• _Material shown_:

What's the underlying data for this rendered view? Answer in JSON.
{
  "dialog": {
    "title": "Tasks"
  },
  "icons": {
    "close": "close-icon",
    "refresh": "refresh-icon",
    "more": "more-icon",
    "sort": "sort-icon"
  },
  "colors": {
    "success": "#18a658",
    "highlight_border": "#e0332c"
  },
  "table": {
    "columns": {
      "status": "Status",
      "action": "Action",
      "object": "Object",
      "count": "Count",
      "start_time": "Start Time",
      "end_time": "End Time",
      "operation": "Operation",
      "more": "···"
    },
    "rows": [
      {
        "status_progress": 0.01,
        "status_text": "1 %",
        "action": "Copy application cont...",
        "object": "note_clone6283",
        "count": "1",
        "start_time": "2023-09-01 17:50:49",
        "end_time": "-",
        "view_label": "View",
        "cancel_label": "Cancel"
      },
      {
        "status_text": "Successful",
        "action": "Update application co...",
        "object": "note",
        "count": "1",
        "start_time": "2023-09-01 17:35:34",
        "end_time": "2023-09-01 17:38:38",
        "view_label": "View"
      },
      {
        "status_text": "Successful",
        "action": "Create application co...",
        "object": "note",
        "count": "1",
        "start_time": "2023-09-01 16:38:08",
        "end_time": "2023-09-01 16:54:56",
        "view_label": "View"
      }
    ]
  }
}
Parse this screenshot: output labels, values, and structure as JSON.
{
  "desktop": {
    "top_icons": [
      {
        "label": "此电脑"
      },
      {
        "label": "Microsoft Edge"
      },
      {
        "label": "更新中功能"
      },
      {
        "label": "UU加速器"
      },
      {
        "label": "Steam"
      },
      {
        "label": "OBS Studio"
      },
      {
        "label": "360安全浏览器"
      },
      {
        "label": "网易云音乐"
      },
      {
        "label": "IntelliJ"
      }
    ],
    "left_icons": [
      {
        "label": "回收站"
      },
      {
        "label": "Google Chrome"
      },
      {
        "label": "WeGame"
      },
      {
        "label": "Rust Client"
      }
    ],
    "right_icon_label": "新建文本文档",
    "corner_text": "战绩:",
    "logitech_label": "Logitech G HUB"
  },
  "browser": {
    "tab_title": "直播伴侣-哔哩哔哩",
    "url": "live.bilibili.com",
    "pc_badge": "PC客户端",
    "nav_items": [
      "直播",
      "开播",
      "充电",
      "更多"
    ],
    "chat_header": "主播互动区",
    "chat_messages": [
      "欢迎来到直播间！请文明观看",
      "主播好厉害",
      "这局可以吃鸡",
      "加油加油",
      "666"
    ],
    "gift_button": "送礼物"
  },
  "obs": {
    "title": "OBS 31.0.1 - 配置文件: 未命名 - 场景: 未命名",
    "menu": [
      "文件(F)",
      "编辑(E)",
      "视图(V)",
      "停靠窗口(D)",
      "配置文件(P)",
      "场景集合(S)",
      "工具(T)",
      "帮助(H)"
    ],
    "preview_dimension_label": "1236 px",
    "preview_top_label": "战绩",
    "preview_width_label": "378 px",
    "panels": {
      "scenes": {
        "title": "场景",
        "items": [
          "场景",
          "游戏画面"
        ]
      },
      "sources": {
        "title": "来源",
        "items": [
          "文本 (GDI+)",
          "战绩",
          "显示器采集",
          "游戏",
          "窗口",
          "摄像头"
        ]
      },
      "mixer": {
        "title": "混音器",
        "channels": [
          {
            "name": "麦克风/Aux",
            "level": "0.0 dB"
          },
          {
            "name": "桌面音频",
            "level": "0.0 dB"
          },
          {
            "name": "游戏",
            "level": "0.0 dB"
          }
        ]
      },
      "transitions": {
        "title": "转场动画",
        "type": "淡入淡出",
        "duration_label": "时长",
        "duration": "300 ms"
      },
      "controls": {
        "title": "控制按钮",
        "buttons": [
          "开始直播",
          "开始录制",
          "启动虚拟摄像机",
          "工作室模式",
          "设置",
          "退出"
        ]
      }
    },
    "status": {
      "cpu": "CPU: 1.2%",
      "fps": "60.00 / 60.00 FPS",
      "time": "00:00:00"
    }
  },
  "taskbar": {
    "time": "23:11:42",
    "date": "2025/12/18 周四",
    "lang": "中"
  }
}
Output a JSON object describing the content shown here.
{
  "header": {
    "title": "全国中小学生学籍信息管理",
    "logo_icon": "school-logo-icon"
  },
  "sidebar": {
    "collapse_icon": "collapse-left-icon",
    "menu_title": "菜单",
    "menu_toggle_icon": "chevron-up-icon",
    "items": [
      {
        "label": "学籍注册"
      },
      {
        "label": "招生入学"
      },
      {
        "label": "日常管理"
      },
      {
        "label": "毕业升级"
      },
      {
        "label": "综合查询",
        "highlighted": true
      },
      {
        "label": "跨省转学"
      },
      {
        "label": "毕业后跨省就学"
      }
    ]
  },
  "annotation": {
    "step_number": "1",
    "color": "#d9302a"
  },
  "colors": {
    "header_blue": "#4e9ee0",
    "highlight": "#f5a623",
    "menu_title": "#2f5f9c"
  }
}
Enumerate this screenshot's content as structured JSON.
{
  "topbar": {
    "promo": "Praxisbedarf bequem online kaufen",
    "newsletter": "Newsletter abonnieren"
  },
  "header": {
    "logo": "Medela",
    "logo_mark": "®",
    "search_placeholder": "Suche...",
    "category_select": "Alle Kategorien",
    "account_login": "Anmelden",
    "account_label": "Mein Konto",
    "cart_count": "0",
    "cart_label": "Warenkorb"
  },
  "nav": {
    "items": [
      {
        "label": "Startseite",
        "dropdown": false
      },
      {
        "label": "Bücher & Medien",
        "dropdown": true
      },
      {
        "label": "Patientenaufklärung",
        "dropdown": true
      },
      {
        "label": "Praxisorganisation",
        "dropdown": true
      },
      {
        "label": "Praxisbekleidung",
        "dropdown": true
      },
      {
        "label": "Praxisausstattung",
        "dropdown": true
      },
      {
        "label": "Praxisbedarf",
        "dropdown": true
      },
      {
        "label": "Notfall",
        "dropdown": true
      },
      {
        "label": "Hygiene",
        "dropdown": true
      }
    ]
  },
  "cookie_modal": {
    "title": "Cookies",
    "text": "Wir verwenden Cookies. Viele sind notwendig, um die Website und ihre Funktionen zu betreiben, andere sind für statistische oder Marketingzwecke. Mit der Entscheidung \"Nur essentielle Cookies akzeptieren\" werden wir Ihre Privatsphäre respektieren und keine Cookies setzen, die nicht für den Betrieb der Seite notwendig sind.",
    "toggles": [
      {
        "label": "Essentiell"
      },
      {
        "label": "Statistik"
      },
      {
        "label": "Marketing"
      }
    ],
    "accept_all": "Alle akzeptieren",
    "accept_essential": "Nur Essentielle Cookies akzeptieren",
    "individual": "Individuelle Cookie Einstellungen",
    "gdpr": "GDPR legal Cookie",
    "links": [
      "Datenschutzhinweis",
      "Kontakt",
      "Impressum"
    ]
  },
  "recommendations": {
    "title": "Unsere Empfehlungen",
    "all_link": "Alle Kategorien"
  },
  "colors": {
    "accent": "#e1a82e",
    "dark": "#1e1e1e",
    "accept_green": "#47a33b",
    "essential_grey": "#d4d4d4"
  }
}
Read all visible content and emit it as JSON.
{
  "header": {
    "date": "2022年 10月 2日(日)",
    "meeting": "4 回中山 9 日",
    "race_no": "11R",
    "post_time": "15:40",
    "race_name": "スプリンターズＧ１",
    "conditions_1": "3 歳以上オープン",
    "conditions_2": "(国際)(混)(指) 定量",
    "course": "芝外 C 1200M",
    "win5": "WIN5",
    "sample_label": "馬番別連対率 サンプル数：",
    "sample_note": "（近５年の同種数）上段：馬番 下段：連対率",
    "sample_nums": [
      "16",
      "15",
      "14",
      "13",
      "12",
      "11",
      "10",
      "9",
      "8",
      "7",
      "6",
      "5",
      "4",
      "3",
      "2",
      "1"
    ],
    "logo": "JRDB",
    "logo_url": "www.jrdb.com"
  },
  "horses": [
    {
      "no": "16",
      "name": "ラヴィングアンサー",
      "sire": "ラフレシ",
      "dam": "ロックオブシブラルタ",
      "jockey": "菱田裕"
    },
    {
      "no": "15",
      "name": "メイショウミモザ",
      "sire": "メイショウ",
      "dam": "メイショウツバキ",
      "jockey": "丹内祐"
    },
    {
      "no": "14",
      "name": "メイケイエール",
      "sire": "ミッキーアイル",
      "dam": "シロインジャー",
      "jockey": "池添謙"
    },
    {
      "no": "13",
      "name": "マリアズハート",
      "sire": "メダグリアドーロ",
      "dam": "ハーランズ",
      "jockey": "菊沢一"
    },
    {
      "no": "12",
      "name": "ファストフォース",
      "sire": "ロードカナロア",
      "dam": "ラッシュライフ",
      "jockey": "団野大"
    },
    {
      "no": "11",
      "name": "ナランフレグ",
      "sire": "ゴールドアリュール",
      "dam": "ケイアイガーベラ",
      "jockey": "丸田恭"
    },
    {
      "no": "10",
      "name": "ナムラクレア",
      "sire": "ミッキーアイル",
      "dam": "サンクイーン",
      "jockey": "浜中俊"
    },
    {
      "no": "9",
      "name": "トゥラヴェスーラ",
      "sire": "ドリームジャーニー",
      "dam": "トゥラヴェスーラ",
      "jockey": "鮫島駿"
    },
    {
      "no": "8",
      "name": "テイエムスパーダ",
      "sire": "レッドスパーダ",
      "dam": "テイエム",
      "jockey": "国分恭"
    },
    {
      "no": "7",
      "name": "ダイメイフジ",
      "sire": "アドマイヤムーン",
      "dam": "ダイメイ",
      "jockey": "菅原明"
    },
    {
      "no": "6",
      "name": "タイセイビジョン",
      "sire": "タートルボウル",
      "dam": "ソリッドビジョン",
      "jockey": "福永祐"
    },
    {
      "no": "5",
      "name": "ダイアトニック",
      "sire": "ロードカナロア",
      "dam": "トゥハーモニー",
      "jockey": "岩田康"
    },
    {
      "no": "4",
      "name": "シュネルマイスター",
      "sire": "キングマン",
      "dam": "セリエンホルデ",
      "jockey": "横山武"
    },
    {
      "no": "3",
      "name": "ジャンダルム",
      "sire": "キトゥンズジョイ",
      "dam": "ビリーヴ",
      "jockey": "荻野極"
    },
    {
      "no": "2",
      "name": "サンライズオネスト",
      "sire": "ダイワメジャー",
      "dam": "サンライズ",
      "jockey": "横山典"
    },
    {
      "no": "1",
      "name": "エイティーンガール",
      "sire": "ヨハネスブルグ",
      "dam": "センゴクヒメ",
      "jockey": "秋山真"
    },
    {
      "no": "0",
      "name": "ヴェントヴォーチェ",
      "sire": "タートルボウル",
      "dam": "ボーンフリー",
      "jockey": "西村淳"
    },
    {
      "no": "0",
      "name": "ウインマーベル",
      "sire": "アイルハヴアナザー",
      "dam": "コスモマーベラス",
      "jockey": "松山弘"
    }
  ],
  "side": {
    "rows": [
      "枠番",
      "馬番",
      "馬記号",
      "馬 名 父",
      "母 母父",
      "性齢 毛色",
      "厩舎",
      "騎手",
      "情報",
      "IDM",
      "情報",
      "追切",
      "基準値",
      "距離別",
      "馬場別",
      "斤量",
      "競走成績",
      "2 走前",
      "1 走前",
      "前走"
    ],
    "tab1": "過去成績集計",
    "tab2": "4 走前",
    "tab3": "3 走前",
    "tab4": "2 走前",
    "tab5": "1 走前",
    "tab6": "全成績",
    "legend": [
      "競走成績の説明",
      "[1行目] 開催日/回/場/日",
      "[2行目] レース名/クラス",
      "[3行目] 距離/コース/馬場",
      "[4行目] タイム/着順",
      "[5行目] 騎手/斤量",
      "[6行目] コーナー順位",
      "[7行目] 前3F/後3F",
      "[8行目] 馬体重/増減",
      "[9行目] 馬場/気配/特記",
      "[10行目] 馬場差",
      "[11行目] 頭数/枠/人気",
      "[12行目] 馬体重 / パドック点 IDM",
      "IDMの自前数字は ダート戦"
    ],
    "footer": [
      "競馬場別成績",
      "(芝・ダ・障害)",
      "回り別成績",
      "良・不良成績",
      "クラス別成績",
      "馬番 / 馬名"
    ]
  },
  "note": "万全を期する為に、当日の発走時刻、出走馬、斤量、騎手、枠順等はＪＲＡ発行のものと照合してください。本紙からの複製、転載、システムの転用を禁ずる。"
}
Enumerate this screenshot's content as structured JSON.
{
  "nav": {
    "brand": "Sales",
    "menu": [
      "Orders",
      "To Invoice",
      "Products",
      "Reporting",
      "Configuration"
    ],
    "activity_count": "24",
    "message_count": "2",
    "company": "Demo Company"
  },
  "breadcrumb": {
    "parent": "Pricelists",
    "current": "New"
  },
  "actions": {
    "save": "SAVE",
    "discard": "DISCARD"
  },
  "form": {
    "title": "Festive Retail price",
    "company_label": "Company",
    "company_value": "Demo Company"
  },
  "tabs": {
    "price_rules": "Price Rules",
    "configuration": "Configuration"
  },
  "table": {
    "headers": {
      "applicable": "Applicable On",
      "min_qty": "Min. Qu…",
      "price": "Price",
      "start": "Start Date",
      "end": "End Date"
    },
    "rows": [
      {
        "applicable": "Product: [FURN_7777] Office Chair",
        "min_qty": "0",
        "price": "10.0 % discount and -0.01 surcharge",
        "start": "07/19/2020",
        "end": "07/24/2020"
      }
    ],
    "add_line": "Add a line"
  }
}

• _Given instruction_: From the data, collect all lines where the string "Cookies" appears.

• _Result of the exercise_:
    "title": "Cookies",
    "text": "Wir verwenden Cookies. Viele sind notwendig, um die Website und ihre Funktionen zu betreiben, andere sind für statistische oder Marketingzwecke. Mit der Entscheidung \"Nur essentielle Cookies akzeptieren\" werden wir Ihre Privatsphäre respektieren und keine Cookies setzen, die nicht für den Betrieb der Seite notwendig sind.",
    "accept_essential": "Nur Essentielle Cookies akzeptieren",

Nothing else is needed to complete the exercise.